┌─ THE INPUT

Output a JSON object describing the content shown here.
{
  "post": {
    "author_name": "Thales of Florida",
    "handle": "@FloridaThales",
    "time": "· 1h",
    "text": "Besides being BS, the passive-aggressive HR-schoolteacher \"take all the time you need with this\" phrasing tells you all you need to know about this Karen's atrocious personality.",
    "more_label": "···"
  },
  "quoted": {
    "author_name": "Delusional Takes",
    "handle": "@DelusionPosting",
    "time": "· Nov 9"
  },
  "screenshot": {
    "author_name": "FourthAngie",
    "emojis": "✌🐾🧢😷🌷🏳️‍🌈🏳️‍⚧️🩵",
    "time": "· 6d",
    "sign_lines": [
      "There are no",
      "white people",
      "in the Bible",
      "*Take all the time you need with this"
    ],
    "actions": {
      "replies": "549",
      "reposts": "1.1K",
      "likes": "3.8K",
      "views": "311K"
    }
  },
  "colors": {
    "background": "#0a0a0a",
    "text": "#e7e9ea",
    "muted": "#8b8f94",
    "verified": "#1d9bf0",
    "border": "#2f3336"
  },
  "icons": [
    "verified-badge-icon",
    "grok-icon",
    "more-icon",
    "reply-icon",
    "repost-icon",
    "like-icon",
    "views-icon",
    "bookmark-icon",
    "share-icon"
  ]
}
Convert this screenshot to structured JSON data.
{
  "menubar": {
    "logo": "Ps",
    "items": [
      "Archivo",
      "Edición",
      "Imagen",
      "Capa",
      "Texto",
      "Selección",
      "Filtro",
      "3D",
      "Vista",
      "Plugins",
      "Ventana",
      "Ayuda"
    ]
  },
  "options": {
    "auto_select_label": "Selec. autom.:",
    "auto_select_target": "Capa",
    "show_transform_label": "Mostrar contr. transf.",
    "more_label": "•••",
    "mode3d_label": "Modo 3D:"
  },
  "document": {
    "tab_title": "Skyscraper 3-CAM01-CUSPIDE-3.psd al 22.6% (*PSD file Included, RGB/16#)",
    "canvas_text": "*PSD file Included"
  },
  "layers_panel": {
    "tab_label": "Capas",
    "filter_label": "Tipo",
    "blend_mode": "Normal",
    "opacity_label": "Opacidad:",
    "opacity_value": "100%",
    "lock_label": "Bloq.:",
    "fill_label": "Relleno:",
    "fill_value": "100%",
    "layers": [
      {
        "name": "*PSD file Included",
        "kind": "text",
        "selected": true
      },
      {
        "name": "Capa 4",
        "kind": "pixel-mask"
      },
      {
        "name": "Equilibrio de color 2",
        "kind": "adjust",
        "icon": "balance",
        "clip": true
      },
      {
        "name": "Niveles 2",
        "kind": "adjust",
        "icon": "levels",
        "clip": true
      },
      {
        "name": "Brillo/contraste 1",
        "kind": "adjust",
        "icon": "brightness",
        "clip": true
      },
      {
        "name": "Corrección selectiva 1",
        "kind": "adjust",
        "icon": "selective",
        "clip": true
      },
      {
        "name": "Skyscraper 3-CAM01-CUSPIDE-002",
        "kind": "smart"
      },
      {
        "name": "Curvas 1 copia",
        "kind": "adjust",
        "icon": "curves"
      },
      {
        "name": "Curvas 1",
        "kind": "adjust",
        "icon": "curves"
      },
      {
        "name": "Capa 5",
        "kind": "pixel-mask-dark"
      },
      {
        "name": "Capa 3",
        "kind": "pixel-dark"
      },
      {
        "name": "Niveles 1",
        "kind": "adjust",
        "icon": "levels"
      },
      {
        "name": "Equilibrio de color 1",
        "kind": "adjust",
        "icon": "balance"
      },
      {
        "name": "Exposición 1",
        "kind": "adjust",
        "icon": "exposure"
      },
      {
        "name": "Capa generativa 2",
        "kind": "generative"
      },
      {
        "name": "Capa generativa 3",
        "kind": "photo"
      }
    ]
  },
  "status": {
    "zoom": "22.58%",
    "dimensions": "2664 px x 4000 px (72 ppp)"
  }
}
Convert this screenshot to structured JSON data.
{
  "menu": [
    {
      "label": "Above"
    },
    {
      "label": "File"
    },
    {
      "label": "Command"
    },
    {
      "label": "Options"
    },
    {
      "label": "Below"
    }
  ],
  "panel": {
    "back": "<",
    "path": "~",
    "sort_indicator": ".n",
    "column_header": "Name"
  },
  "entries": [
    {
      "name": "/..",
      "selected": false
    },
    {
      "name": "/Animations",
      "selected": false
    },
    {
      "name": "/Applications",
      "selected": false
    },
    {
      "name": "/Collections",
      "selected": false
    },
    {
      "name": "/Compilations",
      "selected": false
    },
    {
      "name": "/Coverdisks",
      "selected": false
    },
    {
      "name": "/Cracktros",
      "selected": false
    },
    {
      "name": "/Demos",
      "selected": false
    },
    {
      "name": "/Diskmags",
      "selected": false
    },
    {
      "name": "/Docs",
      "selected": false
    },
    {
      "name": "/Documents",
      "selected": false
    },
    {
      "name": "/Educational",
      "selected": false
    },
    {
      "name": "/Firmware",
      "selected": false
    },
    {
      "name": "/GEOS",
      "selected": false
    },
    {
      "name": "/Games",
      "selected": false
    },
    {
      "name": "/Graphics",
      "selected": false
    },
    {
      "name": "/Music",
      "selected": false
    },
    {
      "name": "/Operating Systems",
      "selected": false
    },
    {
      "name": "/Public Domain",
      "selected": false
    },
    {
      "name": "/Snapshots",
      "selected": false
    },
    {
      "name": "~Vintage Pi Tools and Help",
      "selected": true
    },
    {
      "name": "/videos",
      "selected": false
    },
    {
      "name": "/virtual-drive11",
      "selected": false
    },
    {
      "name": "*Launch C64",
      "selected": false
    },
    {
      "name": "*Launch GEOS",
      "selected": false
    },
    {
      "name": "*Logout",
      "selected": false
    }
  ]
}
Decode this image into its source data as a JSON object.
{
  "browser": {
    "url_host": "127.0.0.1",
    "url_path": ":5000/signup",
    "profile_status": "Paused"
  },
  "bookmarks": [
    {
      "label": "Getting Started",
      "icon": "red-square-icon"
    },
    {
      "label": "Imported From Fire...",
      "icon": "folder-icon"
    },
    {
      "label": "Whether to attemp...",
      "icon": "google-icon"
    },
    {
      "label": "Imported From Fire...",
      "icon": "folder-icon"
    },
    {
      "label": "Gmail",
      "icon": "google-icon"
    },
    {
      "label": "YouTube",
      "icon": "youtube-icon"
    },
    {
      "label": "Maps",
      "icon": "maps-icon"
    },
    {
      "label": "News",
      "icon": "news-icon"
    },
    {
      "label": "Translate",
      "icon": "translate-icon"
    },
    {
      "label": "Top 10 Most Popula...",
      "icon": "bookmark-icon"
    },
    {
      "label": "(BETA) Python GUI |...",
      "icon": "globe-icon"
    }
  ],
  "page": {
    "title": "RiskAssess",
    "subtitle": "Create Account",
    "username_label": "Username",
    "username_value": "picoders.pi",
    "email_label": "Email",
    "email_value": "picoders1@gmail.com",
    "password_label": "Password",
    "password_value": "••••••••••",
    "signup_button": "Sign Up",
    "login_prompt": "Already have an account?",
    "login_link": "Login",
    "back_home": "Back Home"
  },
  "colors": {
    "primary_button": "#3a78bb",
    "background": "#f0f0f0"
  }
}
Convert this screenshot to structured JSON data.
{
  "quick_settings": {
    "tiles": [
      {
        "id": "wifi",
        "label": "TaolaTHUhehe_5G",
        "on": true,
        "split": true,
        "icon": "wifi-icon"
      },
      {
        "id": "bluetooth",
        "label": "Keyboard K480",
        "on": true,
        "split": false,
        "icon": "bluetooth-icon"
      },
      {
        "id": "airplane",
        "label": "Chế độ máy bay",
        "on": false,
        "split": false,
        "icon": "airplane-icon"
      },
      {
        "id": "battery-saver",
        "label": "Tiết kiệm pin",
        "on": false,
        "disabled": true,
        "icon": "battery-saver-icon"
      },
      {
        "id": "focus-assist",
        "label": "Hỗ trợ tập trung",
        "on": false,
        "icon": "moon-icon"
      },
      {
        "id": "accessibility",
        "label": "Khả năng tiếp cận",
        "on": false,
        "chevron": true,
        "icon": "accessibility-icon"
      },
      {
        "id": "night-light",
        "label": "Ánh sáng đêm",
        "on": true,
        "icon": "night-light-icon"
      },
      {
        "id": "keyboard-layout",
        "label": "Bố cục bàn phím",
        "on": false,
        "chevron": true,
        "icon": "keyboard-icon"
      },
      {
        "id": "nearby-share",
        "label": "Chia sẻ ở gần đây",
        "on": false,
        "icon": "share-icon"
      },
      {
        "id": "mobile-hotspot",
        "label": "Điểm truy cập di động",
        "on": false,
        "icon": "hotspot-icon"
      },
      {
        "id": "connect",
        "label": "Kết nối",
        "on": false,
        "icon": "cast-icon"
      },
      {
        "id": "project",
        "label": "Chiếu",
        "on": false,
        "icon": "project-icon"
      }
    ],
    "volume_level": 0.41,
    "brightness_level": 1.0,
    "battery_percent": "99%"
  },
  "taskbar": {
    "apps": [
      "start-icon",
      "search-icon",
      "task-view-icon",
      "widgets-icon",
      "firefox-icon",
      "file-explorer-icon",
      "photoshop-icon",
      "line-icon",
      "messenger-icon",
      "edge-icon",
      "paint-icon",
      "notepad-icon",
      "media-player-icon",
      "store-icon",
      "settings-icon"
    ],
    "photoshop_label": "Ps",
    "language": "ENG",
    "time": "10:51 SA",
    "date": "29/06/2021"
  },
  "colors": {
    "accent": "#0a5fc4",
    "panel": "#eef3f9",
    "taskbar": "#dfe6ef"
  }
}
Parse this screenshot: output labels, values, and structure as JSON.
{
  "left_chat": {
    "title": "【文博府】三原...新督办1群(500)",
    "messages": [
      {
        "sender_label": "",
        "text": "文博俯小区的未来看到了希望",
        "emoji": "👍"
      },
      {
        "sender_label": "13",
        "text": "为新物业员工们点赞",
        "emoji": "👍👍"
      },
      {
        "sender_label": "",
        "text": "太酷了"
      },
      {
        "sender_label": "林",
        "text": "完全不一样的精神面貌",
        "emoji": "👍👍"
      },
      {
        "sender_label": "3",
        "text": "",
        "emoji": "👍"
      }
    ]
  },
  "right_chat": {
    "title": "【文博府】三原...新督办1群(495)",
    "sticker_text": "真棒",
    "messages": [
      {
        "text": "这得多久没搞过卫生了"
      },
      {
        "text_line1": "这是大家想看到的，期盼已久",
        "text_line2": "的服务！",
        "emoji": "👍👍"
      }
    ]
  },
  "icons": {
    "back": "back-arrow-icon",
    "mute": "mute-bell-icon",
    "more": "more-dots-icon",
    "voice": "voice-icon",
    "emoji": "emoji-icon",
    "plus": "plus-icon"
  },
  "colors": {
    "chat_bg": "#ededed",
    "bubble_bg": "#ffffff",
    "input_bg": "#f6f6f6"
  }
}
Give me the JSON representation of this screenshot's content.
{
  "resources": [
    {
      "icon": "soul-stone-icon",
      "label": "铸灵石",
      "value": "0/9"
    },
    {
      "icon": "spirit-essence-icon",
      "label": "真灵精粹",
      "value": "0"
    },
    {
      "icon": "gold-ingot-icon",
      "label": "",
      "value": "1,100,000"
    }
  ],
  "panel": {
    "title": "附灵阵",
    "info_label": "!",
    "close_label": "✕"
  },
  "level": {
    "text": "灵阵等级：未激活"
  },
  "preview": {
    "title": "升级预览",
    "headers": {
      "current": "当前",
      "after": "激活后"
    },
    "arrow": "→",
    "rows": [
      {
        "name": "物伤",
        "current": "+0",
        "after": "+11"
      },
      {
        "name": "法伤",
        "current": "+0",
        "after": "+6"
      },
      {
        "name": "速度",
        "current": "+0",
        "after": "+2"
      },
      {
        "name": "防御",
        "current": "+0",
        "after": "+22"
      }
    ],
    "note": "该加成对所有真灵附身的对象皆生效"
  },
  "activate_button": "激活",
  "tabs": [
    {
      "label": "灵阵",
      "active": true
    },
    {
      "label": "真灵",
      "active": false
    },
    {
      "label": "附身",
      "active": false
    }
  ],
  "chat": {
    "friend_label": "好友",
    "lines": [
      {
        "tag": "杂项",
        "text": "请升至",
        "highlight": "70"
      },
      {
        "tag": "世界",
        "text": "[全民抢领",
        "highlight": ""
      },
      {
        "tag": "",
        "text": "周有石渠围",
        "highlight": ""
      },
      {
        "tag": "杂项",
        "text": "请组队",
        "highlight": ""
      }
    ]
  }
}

└─

Check each line of the entries above for the word "with". List the ones that have it.

    "text": "Besides being BS, the passive-aggressive HR-schoolteacher \"take all the time you need with this\" phrasing tells you all you need to know about this Karen's atrocious personality.",
      "*Take all the time you need with this"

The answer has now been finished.